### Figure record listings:
──────────

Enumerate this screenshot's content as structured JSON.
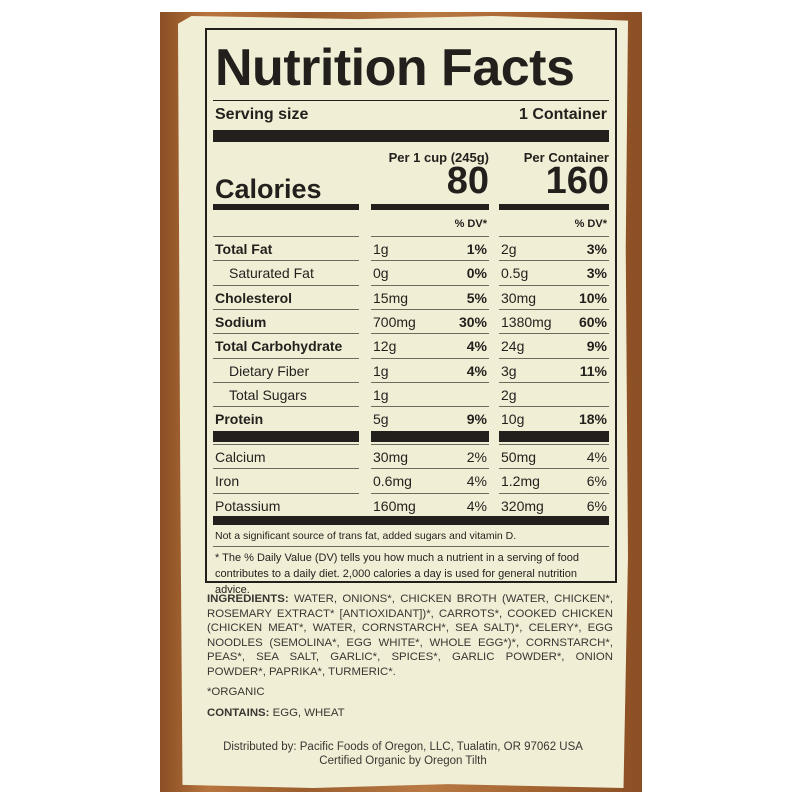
{
  "label": {
    "title": "Nutrition Facts",
    "serving_size_label": "Serving size",
    "serving_size_value": "1 Container",
    "col1_header": "Per 1 cup (245g)",
    "col2_header": "Per Container",
    "calories_label": "Calories",
    "calories_col1": "80",
    "calories_col2": "160",
    "dv_header": "% DV*",
    "nutrients": [
      {
        "name": "Total Fat",
        "bold": true,
        "a": "1g",
        "adv": "1%",
        "b": "2g",
        "bdv": "3%"
      },
      {
        "name": "Saturated Fat",
        "bold": false,
        "a": "0g",
        "adv": "0%",
        "b": "0.5g",
        "bdv": "3%"
      },
      {
        "name": "Cholesterol",
        "bold": true,
        "a": "15mg",
        "adv": "5%",
        "b": "30mg",
        "bdv": "10%"
      },
      {
        "name": "Sodium",
        "bold": true,
        "a": "700mg",
        "adv": "30%",
        "b": "1380mg",
        "bdv": "60%"
      },
      {
        "name": "Total Carbohydrate",
        "bold": true,
        "a": "12g",
        "adv": "4%",
        "b": "24g",
        "bdv": "9%"
      },
      {
        "name": "Dietary Fiber",
        "bold": false,
        "a": "1g",
        "adv": "4%",
        "b": "3g",
        "bdv": "11%"
      },
      {
        "name": "Total Sugars",
        "bold": false,
        "a": "1g",
        "adv": "",
        "b": "2g",
        "bdv": ""
      },
      {
        "name": "Protein",
        "bold": true,
        "a": "5g",
        "adv": "9%",
        "b": "10g",
        "bdv": "18%"
      }
    ],
    "minerals": [
      {
        "name": "Calcium",
        "a": "30mg",
        "adv": "2%",
        "b": "50mg",
        "bdv": "4%"
      },
      {
        "name": "Iron",
        "a": "0.6mg",
        "adv": "4%",
        "b": "1.2mg",
        "bdv": "6%"
      },
      {
        "name": "Potassium",
        "a": "160mg",
        "adv": "4%",
        "b": "320mg",
        "bdv": "6%"
      }
    ],
    "note": "Not a significant source of trans fat, added sugars and vitamin D.",
    "footnote": "* The % Daily Value (DV) tells you how much a nutrient in a serving of food contributes to a daily diet. 2,000 calories a day is used for general nutrition advice."
  },
  "ingredients": {
    "label": "INGREDIENTS:",
    "text": "WATER, ONIONS*, CHICKEN BROTH (WATER, CHICKEN*, ROSEMARY EXTRACT* [ANTIOXIDANT])*, CARROTS*, COOKED CHICKEN (CHICKEN MEAT*, WATER, CORNSTARCH*, SEA SALT)*, CELERY*, EGG NOODLES (SEMOLINA*, EGG WHITE*, WHOLE EGG*)*, CORNSTARCH*, PEAS*, SEA SALT, GARLIC*, SPICES*, GARLIC POWDER*, ONION POWDER*, PAPRIKA*, TURMERIC*.",
    "organic": "*ORGANIC",
    "contains_label": "CONTAINS:",
    "contains_text": "EGG, WHEAT"
  },
  "footer": {
    "distributor": "Distributed by: Pacific Foods of Oregon, LLC, Tualatin, OR 97062 USA",
    "certification": "Certified Organic by Oregon Tilth"
  }
}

──────────

### WHAT IS BEING ASKED:
Each entry should be output word for word, with no pictures carried over.

### FINISHED EXERCISE:
Enumerate this screenshot's content as structured JSON.
{
  "label": {
    "title": "Nutrition Facts",
    "serving_size_label": "Serving size",
    "serving_size_value": "1 Container",
    "col1_header": "Per 1 cup (245g)",
    "col2_header": "Per Container",
    "calories_label": "Calories",
    "calories_col1": "80",
    "calories_col2": "160",
    "dv_header": "% DV*",
    "nutrients": [
      {
        "name": "Total Fat",
        "bold": true,
        "a": "1g",
        "adv": "1%",
        "b": "2g",
        "bdv": "3%"
      },
      {
        "name": "Saturated Fat",
        "bold": false,
        "a": "0g",
        "adv": "0%",
        "b": "0.5g",
        "bdv": "3%"
      },
      {
        "name": "Cholesterol",
        "bold": true,
        "a": "15mg",
        "adv": "5%",
        "b": "30mg",
        "bdv": "10%"
      },
      {
        "name": "Sodium",
        "bold": true,
        "a": "700mg",
        "adv": "30%",
        "b": "1380mg",
        "bdv": "60%"
      },
      {
        "name": "Total Carbohydrate",
        "bold": true,
        "a": "12g",
        "adv": "4%",
        "b": "24g",
        "bdv": "9%"
      },
      {
        "name": "Dietary Fiber",
        "bold": false,
        "a": "1g",
        "adv": "4%",
        "b": "3g",
        "bdv": "11%"
      },
      {
        "name": "Total Sugars",
        "bold": false,
        "a": "1g",
        "adv": "",
        "b": "2g",
        "bdv": ""
      },
      {
        "name": "Protein",
        "bold": true,
        "a": "5g",
        "adv": "9%",
        "b": "10g",
        "bdv": "18%"
      }
    ],
    "minerals": [
      {
        "name": "Calcium",
        "a": "30mg",
        "adv": "2%",
        "b": "50mg",
        "bdv": "4%"
      },
      {
        "name": "Iron",
        "a": "0.6mg",
        "adv": "4%",
        "b": "1.2mg",
        "bdv": "6%"
      },
      {
        "name": "Potassium",
        "a": "160mg",
        "adv": "4%",
        "b": "320mg",
        "bdv": "6%"
      }
    ],
    "note": "Not a significant source of trans fat, added sugars and vitamin D.",
    "footnote": "* The % Daily Value (DV) tells you how much a nutrient in a serving of food contributes to a daily diet. 2,000 calories a day is used for general nutrition advice."
  },
  "ingredients": {
    "label": "INGREDIENTS:",
    "text": "WATER, ONIONS*, CHICKEN BROTH (WATER, CHICKEN*, ROSEMARY EXTRACT* [ANTIOXIDANT])*, CARROTS*, COOKED CHICKEN (CHICKEN MEAT*, WATER, CORNSTARCH*, SEA SALT)*, CELERY*, EGG NOODLES (SEMOLINA*, EGG WHITE*, WHOLE EGG*)*, CORNSTARCH*, PEAS*, SEA SALT, GARLIC*, SPICES*, GARLIC POWDER*, ONION POWDER*, PAPRIKA*, TURMERIC*.",
    "organic": "*ORGANIC",
    "contains_label": "CONTAINS:",
    "contains_text": "EGG, WHEAT"
  },
  "footer": {
    "distributor": "Distributed by: Pacific Foods of Oregon, LLC, Tualatin, OR 97062 USA",
    "certification": "Certified Organic by Oregon Tilth"
  }
}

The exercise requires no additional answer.